Problem statement: Transcribe exactly the entries from the "Extract the structured" line to the end, both included, minus pictures.

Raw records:
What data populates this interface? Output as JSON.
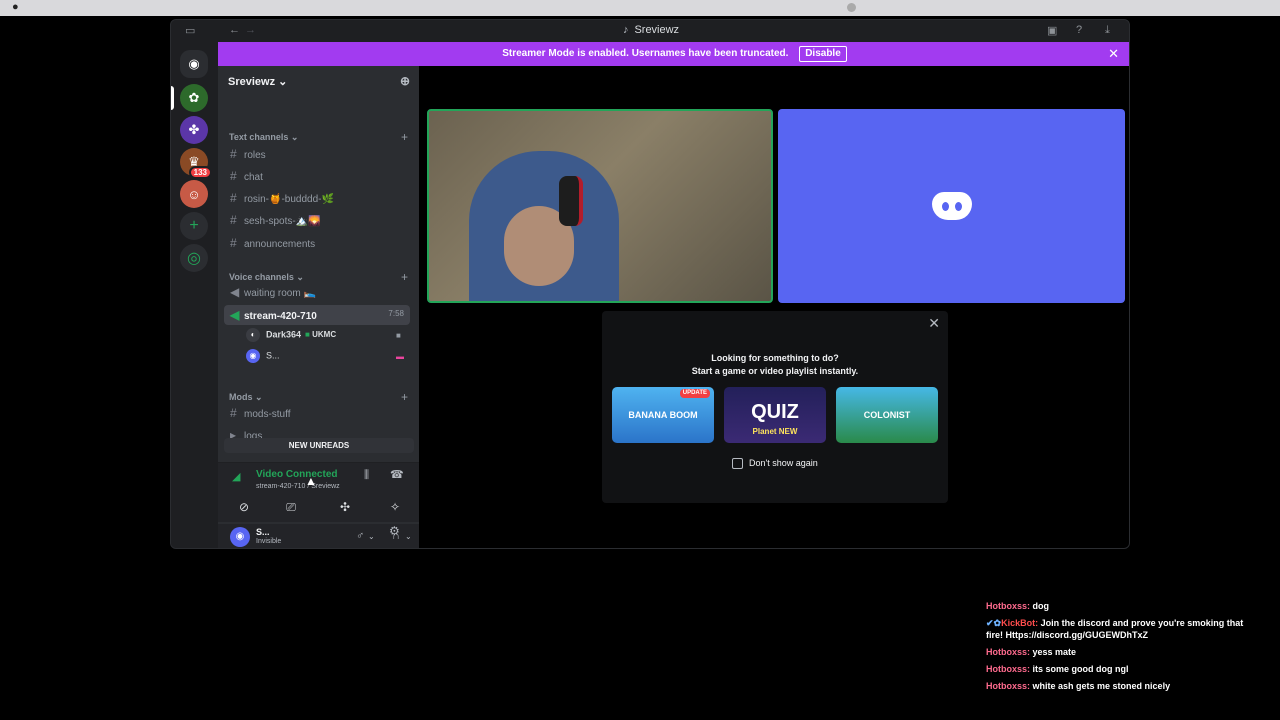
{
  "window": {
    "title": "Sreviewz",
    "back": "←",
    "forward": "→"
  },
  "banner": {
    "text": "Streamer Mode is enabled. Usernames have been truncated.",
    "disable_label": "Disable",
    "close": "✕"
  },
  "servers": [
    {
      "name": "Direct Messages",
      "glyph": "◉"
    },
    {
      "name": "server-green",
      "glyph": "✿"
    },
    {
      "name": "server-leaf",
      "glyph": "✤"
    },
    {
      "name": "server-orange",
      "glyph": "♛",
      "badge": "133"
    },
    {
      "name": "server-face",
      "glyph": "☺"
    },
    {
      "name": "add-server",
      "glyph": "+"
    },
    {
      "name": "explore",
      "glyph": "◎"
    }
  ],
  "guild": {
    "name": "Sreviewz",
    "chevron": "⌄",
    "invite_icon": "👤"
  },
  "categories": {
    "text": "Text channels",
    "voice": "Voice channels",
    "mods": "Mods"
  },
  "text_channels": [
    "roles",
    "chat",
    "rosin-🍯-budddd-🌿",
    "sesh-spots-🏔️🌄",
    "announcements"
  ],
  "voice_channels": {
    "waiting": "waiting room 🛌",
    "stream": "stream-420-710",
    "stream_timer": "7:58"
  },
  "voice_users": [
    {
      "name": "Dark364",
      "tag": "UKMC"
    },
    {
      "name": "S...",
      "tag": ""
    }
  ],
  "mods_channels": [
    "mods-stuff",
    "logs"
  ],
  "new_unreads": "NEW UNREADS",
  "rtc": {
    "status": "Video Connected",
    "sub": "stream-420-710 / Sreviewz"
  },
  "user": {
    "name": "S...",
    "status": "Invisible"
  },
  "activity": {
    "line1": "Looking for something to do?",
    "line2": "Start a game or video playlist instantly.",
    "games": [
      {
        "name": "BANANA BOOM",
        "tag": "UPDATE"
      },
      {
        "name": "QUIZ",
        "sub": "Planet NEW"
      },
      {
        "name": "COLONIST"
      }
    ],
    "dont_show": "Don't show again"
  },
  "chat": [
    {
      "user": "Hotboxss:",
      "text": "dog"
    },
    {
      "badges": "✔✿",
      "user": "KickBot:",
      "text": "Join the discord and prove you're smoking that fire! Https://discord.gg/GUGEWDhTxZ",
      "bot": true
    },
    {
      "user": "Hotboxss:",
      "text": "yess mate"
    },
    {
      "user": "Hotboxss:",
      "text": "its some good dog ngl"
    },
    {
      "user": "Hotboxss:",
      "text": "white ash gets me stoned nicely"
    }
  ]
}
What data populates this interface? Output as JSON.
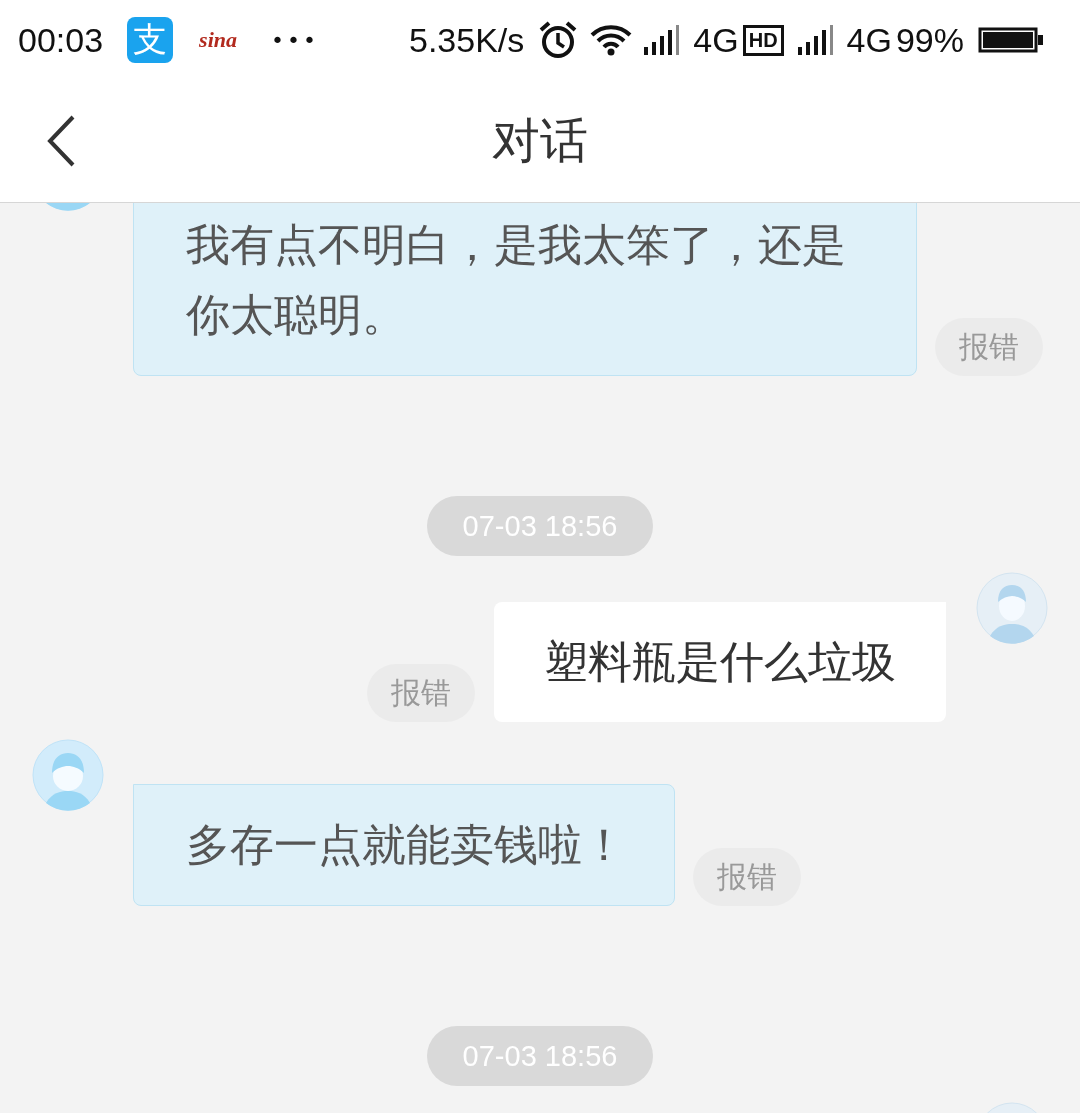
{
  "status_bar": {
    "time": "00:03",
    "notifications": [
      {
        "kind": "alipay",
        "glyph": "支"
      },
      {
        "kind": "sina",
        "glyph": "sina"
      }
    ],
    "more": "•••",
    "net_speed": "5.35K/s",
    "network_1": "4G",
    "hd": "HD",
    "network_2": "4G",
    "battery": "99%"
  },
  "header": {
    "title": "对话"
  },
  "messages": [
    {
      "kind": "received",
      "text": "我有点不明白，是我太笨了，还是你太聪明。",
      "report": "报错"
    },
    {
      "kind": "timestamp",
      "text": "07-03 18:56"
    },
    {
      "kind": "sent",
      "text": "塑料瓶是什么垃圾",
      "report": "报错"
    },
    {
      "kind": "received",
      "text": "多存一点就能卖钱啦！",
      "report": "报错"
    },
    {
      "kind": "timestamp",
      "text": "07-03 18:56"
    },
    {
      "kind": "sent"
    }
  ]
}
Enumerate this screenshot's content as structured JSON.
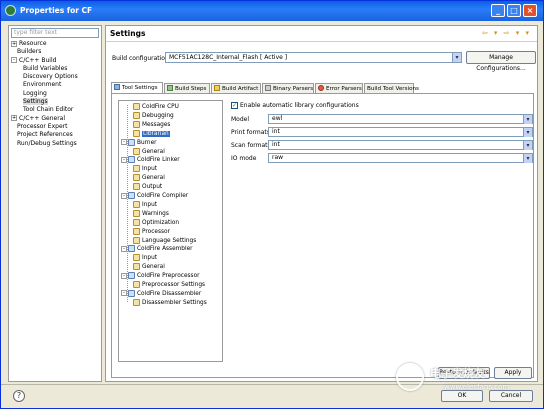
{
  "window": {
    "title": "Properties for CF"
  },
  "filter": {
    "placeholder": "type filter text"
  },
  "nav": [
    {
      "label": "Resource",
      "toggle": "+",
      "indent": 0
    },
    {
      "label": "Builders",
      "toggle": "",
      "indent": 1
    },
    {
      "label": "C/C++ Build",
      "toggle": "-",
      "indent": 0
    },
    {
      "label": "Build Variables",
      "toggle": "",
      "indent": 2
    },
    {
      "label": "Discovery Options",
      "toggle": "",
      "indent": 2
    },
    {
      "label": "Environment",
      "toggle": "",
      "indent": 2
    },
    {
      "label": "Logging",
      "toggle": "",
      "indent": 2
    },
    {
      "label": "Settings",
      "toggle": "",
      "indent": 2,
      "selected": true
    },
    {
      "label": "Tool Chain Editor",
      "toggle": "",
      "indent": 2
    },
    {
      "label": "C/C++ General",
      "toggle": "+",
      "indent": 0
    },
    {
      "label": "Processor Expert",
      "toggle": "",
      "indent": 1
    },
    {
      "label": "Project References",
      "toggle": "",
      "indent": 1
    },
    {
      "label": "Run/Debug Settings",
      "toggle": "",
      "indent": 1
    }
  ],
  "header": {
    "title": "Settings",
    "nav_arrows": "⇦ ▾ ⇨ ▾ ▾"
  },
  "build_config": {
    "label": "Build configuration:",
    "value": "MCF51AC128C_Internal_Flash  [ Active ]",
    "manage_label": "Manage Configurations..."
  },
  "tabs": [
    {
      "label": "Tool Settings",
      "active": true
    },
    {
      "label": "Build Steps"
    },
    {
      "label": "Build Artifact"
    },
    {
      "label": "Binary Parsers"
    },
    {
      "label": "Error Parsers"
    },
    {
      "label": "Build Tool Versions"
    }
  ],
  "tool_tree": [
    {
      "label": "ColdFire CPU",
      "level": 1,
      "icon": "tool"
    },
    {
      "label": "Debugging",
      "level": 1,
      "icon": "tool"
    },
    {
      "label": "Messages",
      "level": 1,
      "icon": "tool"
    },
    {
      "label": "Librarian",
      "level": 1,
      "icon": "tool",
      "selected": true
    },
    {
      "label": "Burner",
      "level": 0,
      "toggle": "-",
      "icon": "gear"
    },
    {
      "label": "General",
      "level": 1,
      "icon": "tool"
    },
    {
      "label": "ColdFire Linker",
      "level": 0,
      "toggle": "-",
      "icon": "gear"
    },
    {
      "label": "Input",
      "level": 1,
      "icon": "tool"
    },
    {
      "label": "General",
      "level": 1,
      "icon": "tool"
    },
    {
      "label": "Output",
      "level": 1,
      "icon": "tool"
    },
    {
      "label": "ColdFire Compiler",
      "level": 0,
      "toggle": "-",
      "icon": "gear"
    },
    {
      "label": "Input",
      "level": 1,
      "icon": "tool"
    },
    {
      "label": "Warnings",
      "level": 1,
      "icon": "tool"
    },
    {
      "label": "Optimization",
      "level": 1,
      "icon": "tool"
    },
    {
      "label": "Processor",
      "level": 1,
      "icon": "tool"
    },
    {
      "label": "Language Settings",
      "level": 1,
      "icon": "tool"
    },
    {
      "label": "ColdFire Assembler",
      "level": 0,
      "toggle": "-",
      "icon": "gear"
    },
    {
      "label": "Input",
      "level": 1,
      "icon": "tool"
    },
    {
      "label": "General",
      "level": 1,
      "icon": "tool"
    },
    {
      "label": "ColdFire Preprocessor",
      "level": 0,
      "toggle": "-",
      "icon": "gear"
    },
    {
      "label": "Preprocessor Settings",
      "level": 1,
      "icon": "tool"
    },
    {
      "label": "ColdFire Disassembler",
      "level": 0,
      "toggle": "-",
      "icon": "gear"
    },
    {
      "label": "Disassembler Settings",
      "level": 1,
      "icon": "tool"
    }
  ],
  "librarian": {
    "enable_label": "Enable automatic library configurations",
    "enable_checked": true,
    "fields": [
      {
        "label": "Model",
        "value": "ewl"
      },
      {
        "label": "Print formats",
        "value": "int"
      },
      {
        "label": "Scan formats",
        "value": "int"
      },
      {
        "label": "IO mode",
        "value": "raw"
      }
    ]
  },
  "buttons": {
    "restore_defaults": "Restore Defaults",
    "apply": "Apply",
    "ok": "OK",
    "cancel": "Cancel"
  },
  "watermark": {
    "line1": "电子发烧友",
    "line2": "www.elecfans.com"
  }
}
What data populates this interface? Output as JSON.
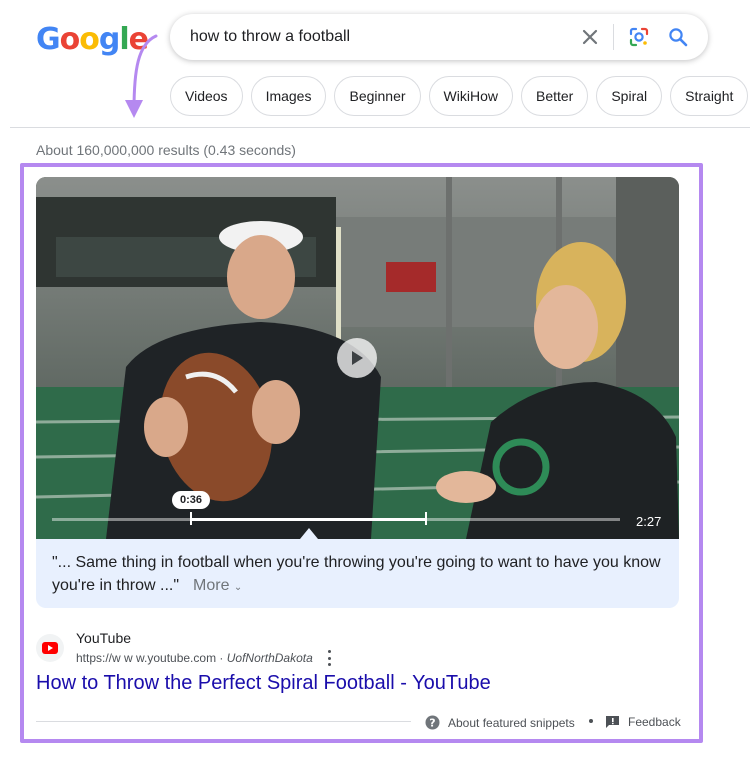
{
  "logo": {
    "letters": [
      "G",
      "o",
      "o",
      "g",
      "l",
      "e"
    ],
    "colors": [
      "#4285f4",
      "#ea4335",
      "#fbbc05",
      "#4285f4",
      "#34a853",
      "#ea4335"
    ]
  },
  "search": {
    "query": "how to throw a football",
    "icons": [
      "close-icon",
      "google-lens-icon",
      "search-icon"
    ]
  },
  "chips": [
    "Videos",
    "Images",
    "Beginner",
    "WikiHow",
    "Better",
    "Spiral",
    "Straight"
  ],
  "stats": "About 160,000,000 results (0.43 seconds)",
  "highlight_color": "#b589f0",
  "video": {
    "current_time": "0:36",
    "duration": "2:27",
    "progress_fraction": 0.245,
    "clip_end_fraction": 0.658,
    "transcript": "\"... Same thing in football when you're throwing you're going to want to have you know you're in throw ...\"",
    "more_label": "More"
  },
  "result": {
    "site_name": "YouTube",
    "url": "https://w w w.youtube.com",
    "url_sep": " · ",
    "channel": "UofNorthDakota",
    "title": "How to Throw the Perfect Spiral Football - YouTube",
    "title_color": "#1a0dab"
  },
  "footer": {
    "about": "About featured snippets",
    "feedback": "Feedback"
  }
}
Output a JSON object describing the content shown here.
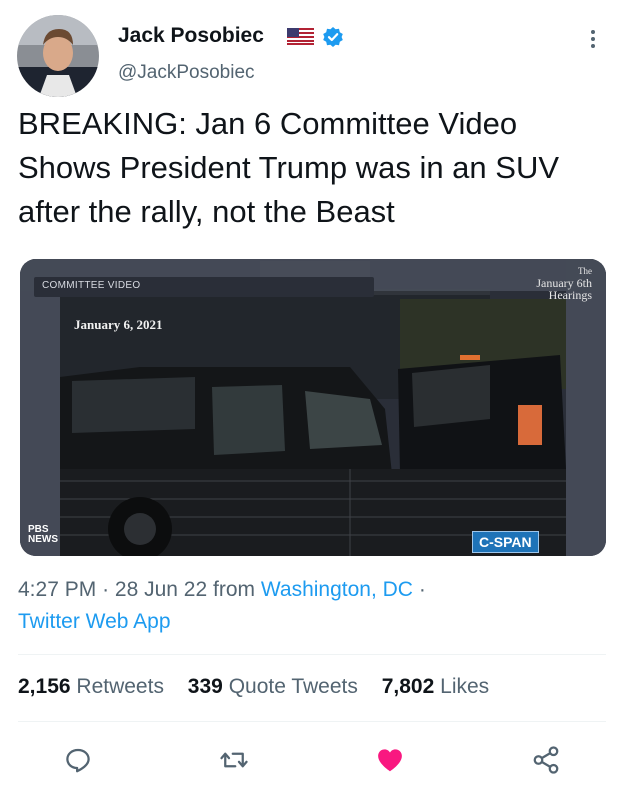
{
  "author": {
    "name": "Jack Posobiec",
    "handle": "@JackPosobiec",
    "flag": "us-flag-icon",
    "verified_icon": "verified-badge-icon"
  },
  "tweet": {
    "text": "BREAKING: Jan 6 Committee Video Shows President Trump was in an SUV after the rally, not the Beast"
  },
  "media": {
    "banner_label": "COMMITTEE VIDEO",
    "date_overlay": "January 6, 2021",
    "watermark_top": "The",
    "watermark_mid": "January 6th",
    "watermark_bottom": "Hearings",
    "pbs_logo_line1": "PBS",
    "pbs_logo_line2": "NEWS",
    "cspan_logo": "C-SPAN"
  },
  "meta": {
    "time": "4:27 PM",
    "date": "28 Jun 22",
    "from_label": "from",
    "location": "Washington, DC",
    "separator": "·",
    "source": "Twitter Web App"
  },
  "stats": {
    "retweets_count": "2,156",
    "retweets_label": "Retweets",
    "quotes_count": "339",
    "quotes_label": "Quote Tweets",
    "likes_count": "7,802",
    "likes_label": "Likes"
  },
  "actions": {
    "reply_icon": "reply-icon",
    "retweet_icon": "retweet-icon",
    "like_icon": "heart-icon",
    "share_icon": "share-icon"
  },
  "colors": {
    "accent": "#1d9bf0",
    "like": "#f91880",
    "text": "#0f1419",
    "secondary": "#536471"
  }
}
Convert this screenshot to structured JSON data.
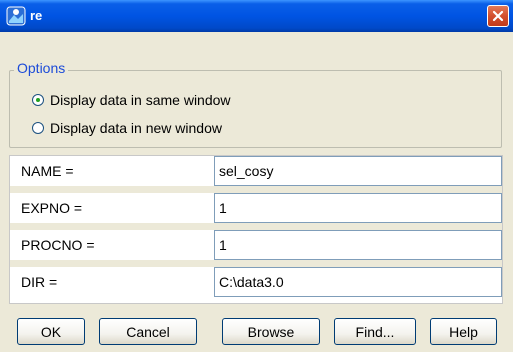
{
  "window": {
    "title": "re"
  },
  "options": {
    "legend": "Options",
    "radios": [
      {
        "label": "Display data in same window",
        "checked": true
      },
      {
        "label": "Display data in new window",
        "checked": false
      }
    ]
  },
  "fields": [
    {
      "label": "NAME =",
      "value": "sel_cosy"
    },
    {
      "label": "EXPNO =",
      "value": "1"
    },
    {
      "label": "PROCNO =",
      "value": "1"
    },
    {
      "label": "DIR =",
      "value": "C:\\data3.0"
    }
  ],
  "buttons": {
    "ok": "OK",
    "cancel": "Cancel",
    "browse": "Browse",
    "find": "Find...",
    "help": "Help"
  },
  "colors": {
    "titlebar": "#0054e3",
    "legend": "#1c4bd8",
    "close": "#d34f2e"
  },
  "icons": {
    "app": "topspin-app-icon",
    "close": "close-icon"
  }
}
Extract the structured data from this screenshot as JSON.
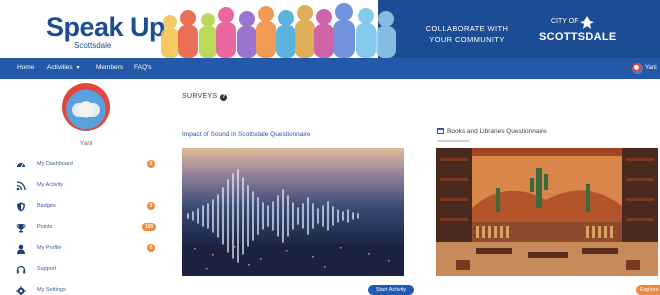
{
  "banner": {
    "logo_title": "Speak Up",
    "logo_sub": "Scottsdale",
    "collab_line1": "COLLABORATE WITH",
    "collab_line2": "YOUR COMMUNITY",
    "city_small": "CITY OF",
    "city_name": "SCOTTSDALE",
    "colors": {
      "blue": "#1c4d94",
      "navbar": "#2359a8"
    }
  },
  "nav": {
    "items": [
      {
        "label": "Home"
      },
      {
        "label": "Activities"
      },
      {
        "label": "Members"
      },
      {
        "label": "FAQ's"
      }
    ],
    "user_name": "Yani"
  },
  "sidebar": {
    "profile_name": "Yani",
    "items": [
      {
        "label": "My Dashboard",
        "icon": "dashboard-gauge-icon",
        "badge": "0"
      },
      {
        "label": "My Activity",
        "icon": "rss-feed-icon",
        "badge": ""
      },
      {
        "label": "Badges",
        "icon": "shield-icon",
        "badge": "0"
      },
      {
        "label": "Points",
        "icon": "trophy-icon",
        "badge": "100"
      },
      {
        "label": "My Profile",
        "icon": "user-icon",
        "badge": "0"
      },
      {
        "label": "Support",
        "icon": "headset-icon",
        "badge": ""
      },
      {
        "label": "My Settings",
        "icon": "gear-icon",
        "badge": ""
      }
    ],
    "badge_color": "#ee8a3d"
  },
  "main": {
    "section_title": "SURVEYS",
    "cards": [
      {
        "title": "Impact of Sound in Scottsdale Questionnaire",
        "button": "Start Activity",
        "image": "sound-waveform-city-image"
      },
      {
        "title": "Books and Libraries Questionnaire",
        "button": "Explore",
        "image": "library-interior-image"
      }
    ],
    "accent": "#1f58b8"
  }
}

Written answer:
Extract the structured data from this screenshot as JSON.
{
  "banner": {
    "logo_title": "Speak Up",
    "logo_sub": "Scottsdale",
    "collab_line1": "COLLABORATE WITH",
    "collab_line2": "YOUR COMMUNITY",
    "city_small": "CITY OF",
    "city_name": "SCOTTSDALE",
    "colors": {
      "blue": "#1c4d94",
      "navbar": "#2359a8"
    }
  },
  "nav": {
    "items": [
      {
        "label": "Home"
      },
      {
        "label": "Activities"
      },
      {
        "label": "Members"
      },
      {
        "label": "FAQ's"
      }
    ],
    "user_name": "Yani"
  },
  "sidebar": {
    "profile_name": "Yani",
    "items": [
      {
        "label": "My Dashboard",
        "icon": "dashboard-gauge-icon",
        "badge": "0"
      },
      {
        "label": "My Activity",
        "icon": "rss-feed-icon",
        "badge": ""
      },
      {
        "label": "Badges",
        "icon": "shield-icon",
        "badge": "0"
      },
      {
        "label": "Points",
        "icon": "trophy-icon",
        "badge": "100"
      },
      {
        "label": "My Profile",
        "icon": "user-icon",
        "badge": "0"
      },
      {
        "label": "Support",
        "icon": "headset-icon",
        "badge": ""
      },
      {
        "label": "My Settings",
        "icon": "gear-icon",
        "badge": ""
      }
    ],
    "badge_color": "#ee8a3d"
  },
  "main": {
    "section_title": "SURVEYS",
    "cards": [
      {
        "title": "Impact of Sound in Scottsdale Questionnaire",
        "button": "Start Activity",
        "image": "sound-waveform-city-image"
      },
      {
        "title": "Books and Libraries Questionnaire",
        "button": "Explore",
        "image": "library-interior-image"
      }
    ],
    "accent": "#1f58b8"
  }
}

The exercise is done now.